*What is needed*
Which lines hold the word "love"? Copy each of them from the material.
━━━ Task input ━━━
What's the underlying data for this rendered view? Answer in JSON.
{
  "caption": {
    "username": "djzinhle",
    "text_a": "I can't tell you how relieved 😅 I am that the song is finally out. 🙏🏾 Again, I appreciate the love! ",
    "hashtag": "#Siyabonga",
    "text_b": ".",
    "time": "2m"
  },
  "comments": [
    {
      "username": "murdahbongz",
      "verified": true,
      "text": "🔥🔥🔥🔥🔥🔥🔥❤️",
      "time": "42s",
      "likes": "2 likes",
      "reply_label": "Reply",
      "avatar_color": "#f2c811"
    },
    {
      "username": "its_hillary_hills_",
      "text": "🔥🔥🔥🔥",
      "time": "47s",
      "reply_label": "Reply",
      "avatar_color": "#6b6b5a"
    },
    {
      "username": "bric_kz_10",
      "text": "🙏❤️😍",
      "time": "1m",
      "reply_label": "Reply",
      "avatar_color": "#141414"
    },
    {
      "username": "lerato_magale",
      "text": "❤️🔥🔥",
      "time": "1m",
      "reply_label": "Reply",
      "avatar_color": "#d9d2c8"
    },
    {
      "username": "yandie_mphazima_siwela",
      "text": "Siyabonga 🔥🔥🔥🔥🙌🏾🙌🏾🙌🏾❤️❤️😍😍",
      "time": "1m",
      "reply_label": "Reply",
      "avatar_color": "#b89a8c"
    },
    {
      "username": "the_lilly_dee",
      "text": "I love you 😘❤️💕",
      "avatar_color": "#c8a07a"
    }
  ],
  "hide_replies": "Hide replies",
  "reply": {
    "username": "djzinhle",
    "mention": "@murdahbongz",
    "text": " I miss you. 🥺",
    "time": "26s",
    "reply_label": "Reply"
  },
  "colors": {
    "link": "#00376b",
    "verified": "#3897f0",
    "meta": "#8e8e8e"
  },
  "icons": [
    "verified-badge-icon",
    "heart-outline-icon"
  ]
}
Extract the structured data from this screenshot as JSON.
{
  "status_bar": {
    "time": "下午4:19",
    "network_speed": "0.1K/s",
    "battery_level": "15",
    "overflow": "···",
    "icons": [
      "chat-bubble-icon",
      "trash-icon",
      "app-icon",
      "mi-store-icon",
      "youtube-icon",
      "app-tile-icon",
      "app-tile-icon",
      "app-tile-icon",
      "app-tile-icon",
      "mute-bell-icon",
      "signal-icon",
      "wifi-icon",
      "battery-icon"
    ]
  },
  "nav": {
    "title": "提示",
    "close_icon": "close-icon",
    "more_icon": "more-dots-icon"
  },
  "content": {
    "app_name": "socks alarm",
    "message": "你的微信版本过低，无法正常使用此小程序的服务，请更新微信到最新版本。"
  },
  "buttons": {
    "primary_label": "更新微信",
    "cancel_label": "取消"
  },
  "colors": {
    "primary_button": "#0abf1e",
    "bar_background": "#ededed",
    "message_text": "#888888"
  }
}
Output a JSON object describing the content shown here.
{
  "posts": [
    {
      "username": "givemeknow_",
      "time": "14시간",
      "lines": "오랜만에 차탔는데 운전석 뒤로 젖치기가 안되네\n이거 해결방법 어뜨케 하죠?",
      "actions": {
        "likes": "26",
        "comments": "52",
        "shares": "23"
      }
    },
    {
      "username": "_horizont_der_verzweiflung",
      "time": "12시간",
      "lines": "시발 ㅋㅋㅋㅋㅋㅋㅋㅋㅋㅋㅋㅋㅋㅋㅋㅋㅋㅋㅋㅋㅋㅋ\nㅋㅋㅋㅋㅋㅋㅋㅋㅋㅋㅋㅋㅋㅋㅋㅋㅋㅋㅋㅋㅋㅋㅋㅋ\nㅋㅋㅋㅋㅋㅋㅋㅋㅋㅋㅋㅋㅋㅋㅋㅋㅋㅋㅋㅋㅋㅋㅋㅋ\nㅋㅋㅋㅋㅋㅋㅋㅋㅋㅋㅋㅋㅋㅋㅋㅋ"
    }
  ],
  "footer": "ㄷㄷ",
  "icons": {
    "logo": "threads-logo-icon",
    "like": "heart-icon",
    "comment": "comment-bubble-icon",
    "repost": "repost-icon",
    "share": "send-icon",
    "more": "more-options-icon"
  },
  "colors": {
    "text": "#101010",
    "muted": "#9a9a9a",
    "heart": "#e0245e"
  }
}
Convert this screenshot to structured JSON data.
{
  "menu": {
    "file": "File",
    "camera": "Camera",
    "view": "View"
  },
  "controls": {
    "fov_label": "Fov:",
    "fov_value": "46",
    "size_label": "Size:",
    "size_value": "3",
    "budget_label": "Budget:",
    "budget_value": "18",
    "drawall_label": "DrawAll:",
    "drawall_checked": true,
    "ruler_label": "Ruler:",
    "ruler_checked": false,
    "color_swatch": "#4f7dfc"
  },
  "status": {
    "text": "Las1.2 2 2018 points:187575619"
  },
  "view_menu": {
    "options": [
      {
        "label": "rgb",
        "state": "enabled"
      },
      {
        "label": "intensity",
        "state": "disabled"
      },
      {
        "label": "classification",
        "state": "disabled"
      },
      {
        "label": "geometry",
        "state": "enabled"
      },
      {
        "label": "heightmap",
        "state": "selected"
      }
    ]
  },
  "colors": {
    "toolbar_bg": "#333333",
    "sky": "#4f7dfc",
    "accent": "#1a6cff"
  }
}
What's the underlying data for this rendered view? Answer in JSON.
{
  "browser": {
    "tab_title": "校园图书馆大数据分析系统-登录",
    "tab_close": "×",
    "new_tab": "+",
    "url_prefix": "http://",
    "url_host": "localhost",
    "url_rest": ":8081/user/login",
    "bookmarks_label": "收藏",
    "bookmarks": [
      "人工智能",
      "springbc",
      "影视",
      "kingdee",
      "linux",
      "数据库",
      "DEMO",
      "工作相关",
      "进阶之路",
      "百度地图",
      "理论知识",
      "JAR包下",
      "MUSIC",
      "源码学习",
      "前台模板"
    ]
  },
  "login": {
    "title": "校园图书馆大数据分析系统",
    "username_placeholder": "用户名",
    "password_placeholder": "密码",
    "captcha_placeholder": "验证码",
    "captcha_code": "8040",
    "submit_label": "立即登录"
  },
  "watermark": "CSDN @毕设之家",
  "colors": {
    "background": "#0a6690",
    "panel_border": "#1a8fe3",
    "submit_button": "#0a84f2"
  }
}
━━━
*Answer to the exercise*
    "text_a": "I can't tell you how relieved 😅 I am that the song is finally out. 🙏🏾 Again, I appreciate the love! ",
      "text": "I love you 😘❤️💕",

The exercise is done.